PROVIDED RECORDS >>
════

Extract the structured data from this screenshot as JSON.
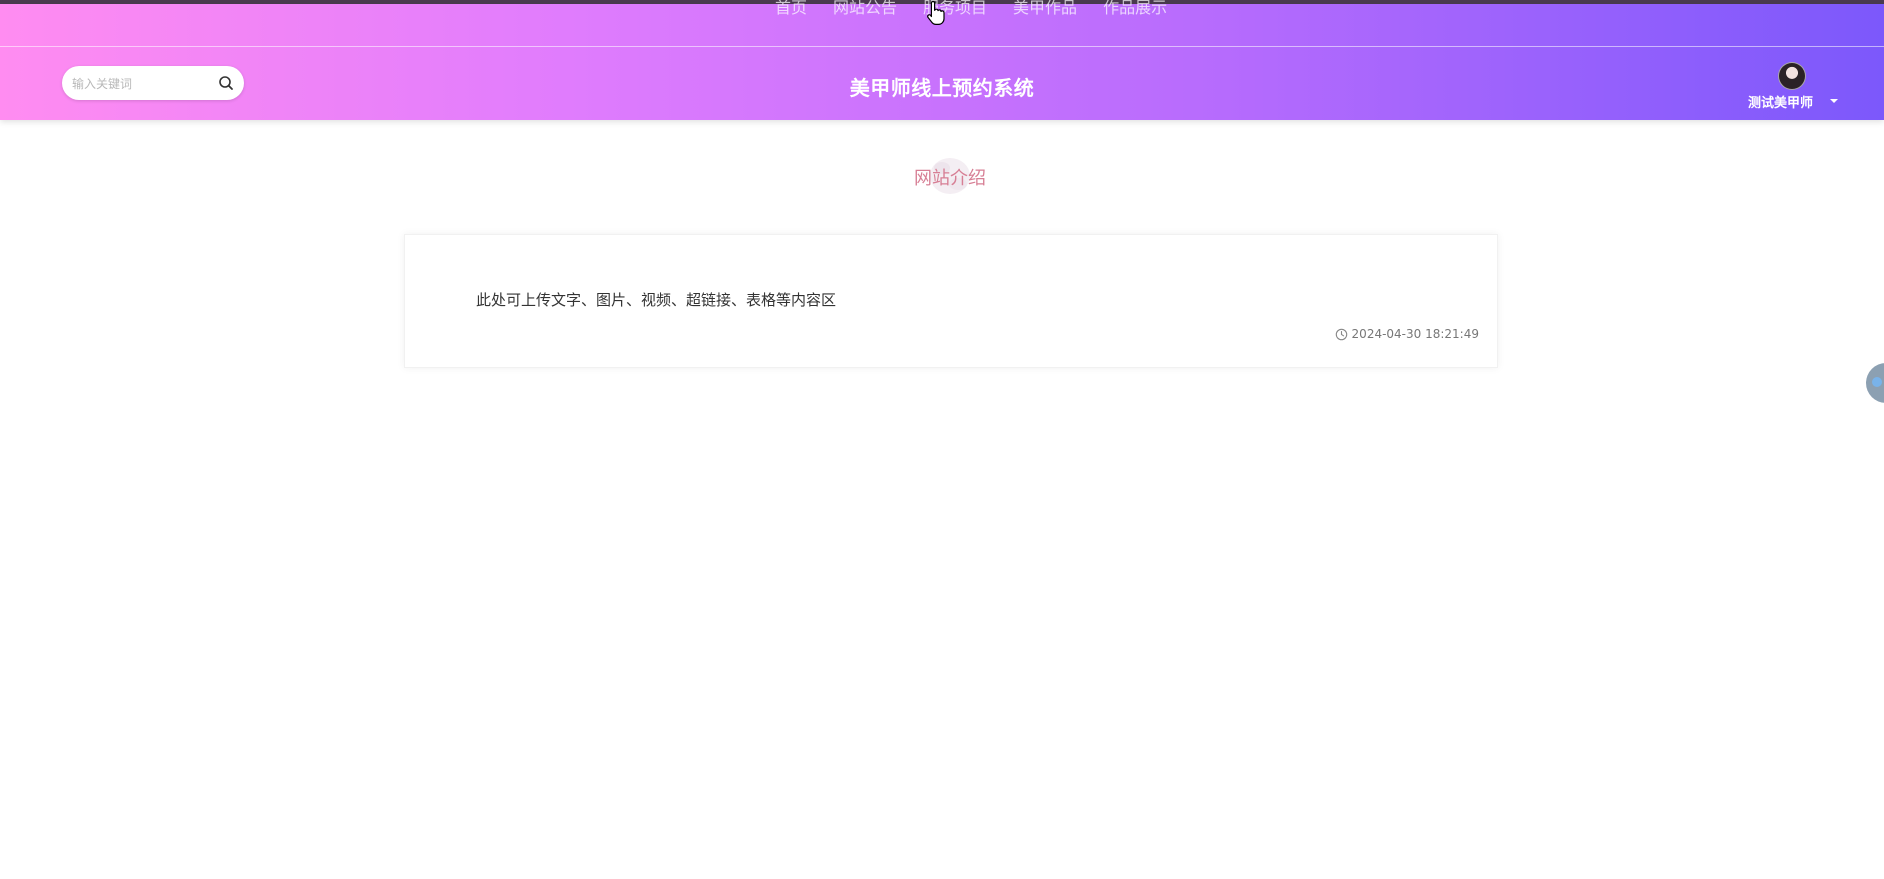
{
  "nav": {
    "items": [
      "首页",
      "网站公告",
      "服务项目",
      "美甲作品",
      "作品展示"
    ]
  },
  "search": {
    "placeholder": "输入关键词"
  },
  "site": {
    "title": "美甲师线上预约系统"
  },
  "user": {
    "name": "测试美甲师"
  },
  "section": {
    "title": "网站介绍"
  },
  "content": {
    "text": "此处可上传文字、图片、视频、超链接、表格等内容区",
    "timestamp": "2024-04-30 18:21:49"
  },
  "colors": {
    "header_start": "#ff8cf1",
    "header_end": "#7c58fb",
    "section_title": "#d77f95"
  },
  "icons": {
    "search": "search-icon",
    "clock": "clock-icon",
    "caret": "caret-down-icon",
    "cursor": "hand-cursor-icon"
  }
}
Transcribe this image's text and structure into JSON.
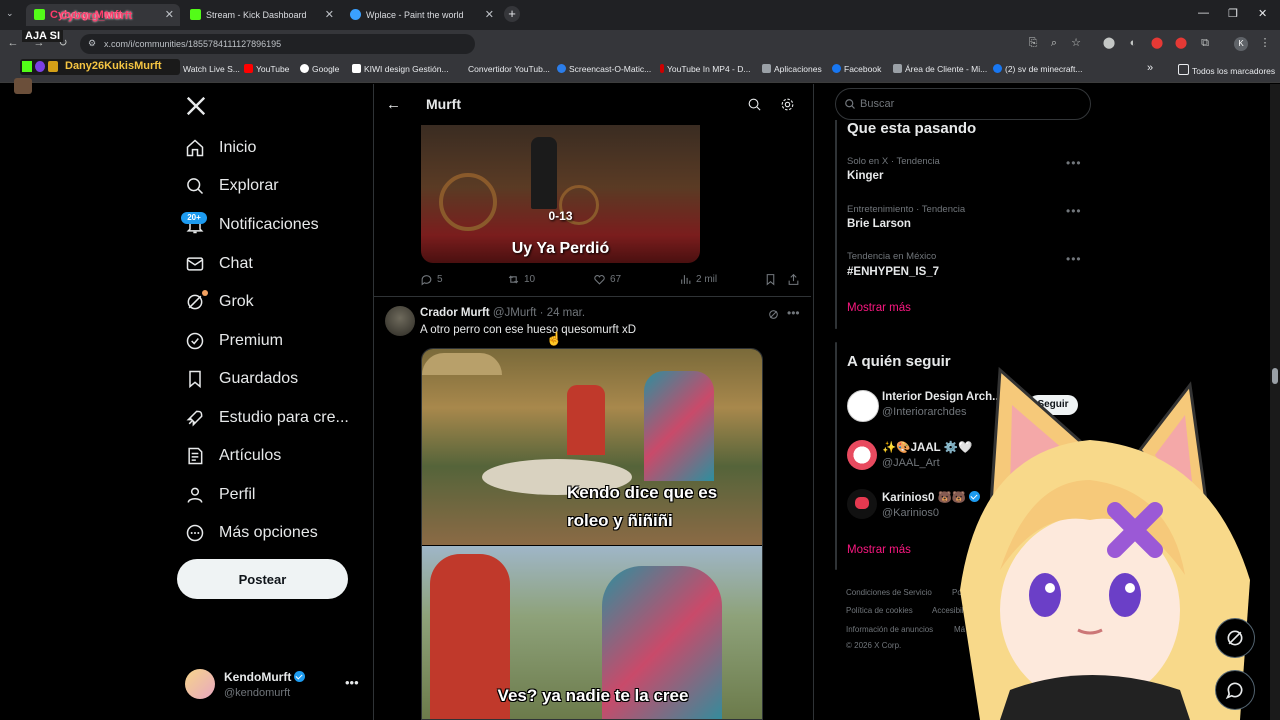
{
  "browser": {
    "tabs": [
      {
        "label": "Cyborg_Murft",
        "active": false
      },
      {
        "label": "Stream - Kick Dashboard",
        "active": false
      },
      {
        "label": "Wplace - Paint the world",
        "active": false
      }
    ],
    "new_tab": "+",
    "url": "x.com/i/communities/1855784111127896195",
    "bookmarks": [
      "Watch Live S...",
      "YouTube",
      "Google",
      "KIWI design Gestión...",
      "Convertidor YouTub...",
      "Screencast-O-Matic...",
      "YouTube In MP4 - D...",
      "Aplicaciones",
      "Facebook",
      "Área de Cliente - Mi...",
      "(2) sv de minecraft..."
    ],
    "bookmarks_more": "»",
    "all_bookmarks": "Todos los marcadores",
    "profile_letter": "K"
  },
  "stream_overlay": {
    "title": "Cyborg_Murft",
    "chat_line": "AJA SI",
    "user": "Dany26KukisMurft"
  },
  "nav": {
    "items": [
      {
        "label": "Inicio",
        "icon": "home-icon"
      },
      {
        "label": "Explorar",
        "icon": "search-icon"
      },
      {
        "label": "Notificaciones",
        "icon": "bell-icon",
        "badge": "20+"
      },
      {
        "label": "Chat",
        "icon": "mail-icon"
      },
      {
        "label": "Grok",
        "icon": "grok-icon"
      },
      {
        "label": "Premium",
        "icon": "premium-icon"
      },
      {
        "label": "Guardados",
        "icon": "bookmark-icon"
      },
      {
        "label": "Estudio para cre...",
        "icon": "rocket-icon"
      },
      {
        "label": "Artículos",
        "icon": "articles-icon"
      },
      {
        "label": "Perfil",
        "icon": "person-icon"
      },
      {
        "label": "Más opciones",
        "icon": "more-circle-icon"
      }
    ],
    "post_button": "Postear",
    "account": {
      "name": "KendoMurft",
      "handle": "@kendomurft"
    }
  },
  "header": {
    "title": "Murft"
  },
  "posts": [
    {
      "meme_score": "0-13",
      "meme_caption": "Uy Ya Perdió",
      "stats": {
        "replies": "5",
        "reposts": "10",
        "likes": "67",
        "views": "2 mil"
      }
    },
    {
      "author": "Crador Murft",
      "handle": "@JMurft",
      "time": "· 24 mar.",
      "text": "A otro perro con ese hueso quesomurft xD",
      "meme_top": "Kendo dice que es roleo y ñiñiñi",
      "meme_bottom": "Ves? ya nadie te la cree"
    }
  ],
  "sidebar": {
    "search_placeholder": "Buscar",
    "trends_title": "Que esta pasando",
    "trends": [
      {
        "category": "Solo en X · Tendencia",
        "name": "Kinger"
      },
      {
        "category": "Entretenimiento · Tendencia",
        "name": "Brie Larson"
      },
      {
        "category": "Tendencia en México",
        "name": "#ENHYPEN_IS_7"
      }
    ],
    "show_more": "Mostrar más",
    "follow_title": "A quién seguir",
    "follow": [
      {
        "name": "Interior Design Arch...",
        "handle": "@Interiorarchdes",
        "button": "Seguir"
      },
      {
        "name": "✨🎨JAAL ⚙️🤍",
        "handle": "@JAAL_Art"
      },
      {
        "name": "Karinios0 🐻🐻",
        "handle": "@Karinios0"
      }
    ],
    "follow_more": "Mostrar más",
    "footer": [
      "Condiciones de Servicio",
      "Polí",
      "Política de cookies",
      "Accesibili",
      "Información de anuncios",
      "Má",
      "© 2026 X Corp."
    ]
  },
  "colors": {
    "accent": "#1d9bf0",
    "link": "#f91880",
    "background": "#000000"
  }
}
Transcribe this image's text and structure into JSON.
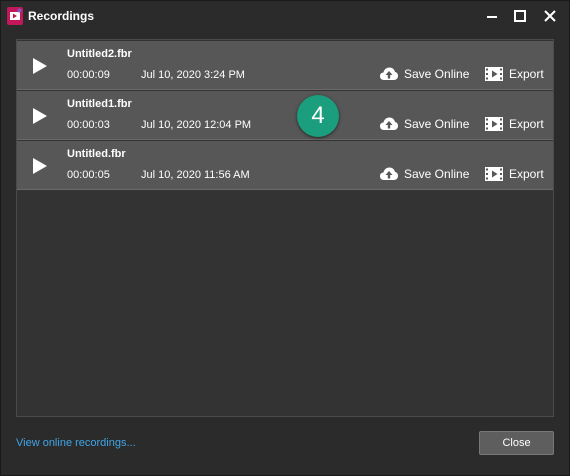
{
  "window": {
    "title": "Recordings"
  },
  "recordings": [
    {
      "name": "Untitled2.fbr",
      "duration": "00:00:09",
      "date": "Jul 10, 2020 3:24 PM",
      "save_label": "Save Online",
      "export_label": "Export"
    },
    {
      "name": "Untitled1.fbr",
      "duration": "00:00:03",
      "date": "Jul 10, 2020 12:04 PM",
      "save_label": "Save Online",
      "export_label": "Export"
    },
    {
      "name": "Untitled.fbr",
      "duration": "00:00:05",
      "date": "Jul 10, 2020 11:56 AM",
      "save_label": "Save Online",
      "export_label": "Export"
    }
  ],
  "badge": {
    "number": "4",
    "color": "#1a9e7e"
  },
  "footer": {
    "link_label": "View online recordings...",
    "close_label": "Close"
  },
  "colors": {
    "link": "#3ea6e8",
    "row_bg": "#575757",
    "window_bg": "#2b2b2b"
  }
}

════

GIVEN PROBLEM >> State how many lines of the records above contain the word "Tendencia", and give only that number.

FINISHED EXERCISE >> 3